Records shown:
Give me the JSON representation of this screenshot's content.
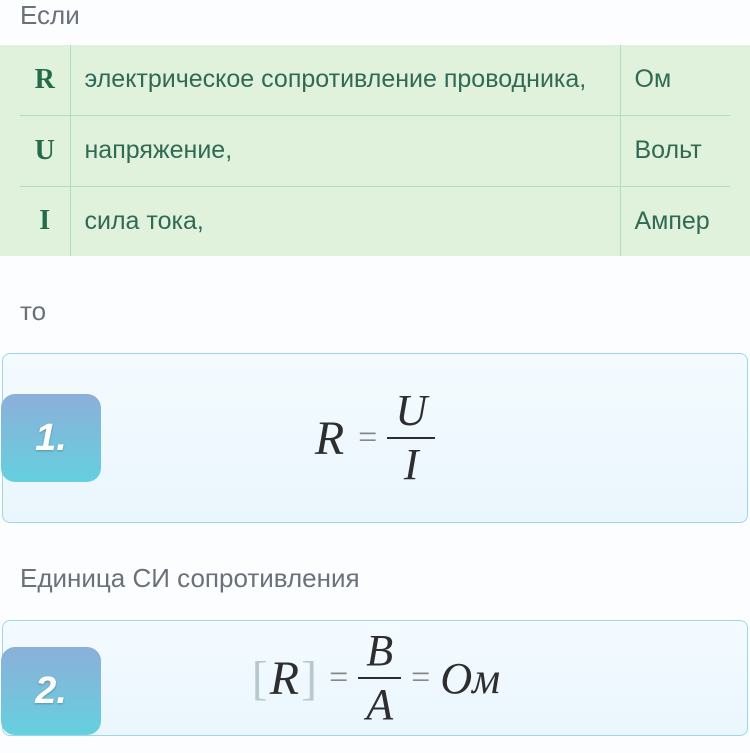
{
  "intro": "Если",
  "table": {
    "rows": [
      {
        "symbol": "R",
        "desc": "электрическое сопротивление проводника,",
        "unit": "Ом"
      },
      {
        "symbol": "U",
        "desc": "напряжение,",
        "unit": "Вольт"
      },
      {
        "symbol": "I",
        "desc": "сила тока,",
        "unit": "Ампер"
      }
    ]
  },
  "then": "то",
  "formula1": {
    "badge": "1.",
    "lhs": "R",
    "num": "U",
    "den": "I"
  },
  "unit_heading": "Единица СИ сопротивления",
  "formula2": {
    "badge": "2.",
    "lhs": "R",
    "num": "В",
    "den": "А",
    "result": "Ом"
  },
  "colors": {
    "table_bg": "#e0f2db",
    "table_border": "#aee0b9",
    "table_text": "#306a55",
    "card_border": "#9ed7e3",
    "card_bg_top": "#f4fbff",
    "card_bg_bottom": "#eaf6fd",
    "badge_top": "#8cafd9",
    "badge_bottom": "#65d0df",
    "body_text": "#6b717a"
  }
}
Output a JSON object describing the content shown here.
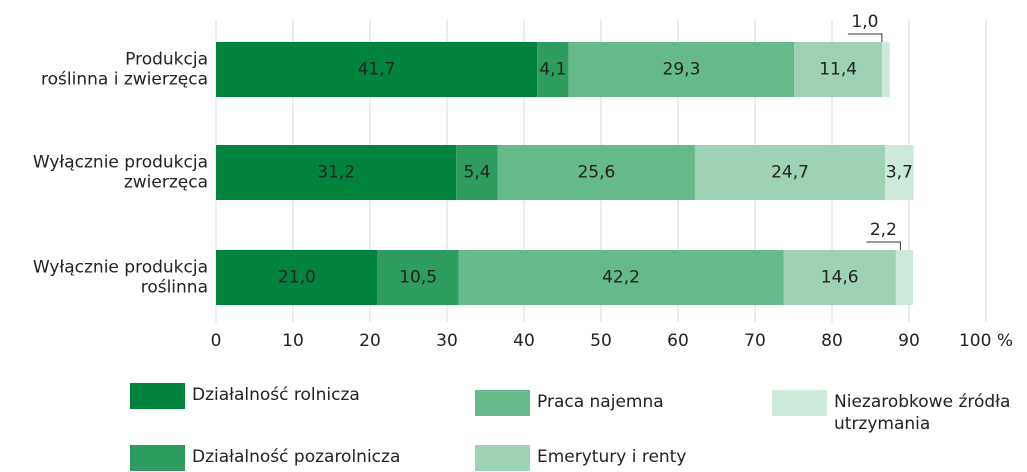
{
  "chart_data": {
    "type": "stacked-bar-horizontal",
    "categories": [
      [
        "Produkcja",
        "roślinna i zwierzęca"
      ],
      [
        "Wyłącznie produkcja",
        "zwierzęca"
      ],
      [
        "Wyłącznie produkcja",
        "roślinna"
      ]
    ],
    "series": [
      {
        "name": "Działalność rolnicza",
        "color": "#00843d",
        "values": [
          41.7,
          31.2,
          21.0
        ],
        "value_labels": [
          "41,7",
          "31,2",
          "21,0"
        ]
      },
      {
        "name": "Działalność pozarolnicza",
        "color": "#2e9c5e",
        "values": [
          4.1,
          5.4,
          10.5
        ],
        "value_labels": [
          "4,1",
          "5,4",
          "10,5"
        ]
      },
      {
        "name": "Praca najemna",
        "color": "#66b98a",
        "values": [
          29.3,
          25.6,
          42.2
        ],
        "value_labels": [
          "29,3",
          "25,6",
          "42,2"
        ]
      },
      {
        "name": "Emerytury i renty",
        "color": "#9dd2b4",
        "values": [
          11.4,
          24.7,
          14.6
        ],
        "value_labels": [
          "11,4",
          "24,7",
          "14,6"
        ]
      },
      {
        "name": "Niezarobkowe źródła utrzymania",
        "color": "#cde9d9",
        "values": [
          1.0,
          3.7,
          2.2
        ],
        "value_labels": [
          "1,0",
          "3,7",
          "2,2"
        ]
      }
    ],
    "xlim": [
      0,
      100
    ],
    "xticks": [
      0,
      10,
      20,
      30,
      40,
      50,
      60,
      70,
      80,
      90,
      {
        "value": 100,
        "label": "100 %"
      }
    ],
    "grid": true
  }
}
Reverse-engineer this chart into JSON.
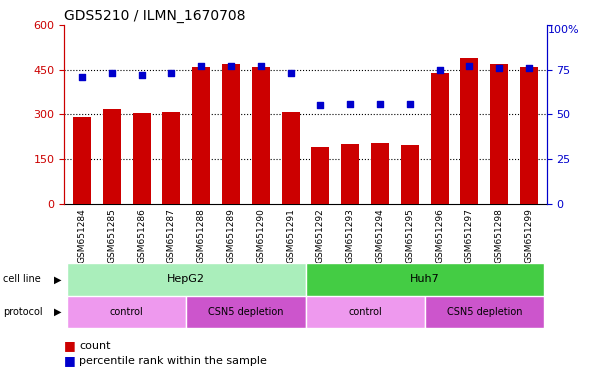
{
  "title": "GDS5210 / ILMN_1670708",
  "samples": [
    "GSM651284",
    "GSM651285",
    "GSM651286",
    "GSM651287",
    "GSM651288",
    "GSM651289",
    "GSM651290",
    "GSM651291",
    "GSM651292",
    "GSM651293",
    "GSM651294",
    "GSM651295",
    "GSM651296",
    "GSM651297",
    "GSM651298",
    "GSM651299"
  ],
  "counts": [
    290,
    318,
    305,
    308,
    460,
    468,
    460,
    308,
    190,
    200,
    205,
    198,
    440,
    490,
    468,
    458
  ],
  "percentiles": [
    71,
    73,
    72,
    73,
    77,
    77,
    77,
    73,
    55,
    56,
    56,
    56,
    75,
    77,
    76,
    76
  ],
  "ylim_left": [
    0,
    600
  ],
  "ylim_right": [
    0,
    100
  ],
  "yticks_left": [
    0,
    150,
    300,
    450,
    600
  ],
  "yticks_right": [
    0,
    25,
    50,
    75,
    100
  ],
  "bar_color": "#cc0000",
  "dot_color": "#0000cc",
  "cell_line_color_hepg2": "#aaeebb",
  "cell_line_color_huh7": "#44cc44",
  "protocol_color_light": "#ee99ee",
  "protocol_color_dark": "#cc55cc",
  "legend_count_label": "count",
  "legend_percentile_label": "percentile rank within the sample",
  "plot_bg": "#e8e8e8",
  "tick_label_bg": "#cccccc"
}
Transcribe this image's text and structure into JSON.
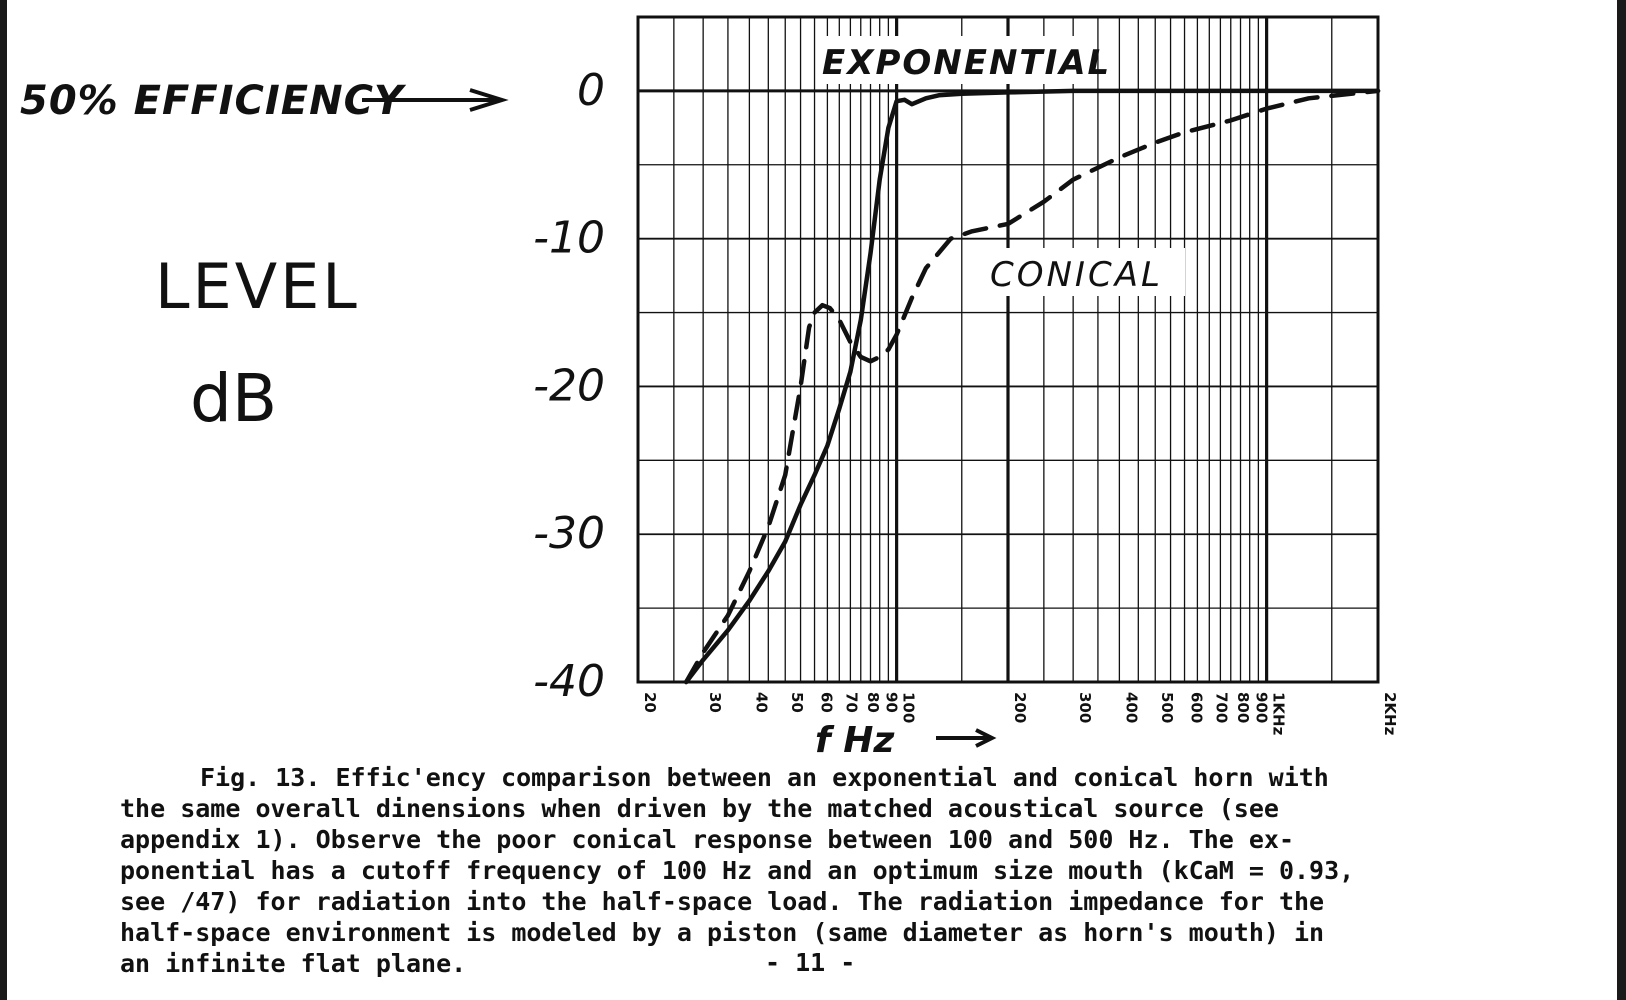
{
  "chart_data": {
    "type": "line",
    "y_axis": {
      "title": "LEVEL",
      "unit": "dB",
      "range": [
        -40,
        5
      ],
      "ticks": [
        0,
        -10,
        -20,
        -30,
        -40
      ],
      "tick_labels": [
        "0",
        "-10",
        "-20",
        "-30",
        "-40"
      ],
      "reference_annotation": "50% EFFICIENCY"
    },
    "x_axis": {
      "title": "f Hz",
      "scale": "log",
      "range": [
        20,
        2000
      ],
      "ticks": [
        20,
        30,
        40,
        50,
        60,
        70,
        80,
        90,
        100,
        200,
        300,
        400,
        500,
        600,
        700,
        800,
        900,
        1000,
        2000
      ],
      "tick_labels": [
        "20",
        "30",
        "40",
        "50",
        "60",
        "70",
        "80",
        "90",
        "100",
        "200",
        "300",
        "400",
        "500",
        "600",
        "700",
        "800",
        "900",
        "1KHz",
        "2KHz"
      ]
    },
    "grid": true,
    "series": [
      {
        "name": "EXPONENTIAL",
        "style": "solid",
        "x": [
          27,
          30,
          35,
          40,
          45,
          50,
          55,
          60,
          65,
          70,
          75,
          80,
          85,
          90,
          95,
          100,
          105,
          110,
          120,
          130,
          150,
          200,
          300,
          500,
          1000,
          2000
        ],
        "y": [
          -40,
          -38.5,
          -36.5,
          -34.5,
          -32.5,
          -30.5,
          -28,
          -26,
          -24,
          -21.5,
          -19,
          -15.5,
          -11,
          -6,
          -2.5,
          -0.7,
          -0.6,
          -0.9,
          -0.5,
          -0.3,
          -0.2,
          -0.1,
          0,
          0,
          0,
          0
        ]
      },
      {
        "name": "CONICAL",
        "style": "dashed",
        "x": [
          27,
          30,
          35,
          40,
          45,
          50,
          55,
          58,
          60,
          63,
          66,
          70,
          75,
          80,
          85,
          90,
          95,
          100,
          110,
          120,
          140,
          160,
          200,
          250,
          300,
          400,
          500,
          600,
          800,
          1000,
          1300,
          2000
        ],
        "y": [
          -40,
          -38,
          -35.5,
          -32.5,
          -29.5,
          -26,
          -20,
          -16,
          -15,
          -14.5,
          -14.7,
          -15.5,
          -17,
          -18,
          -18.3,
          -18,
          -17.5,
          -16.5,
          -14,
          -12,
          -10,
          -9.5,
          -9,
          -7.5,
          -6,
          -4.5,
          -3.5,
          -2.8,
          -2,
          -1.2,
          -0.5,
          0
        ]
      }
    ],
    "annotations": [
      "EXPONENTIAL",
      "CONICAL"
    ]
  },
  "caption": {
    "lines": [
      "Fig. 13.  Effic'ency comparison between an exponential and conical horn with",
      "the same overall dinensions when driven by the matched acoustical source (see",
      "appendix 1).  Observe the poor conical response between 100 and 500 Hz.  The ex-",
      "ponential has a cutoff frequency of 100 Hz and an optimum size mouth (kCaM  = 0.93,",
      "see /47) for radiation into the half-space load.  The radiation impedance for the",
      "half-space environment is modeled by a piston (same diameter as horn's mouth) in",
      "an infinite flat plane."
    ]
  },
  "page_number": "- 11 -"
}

Do this:
Your task is to gather every line with the word "half" and copy it.

Result:
      "see /47) for radiation into the half-space load.  The radiation impedance for the",
      "half-space environment is modeled by a piston (same diameter as horn's mouth) in",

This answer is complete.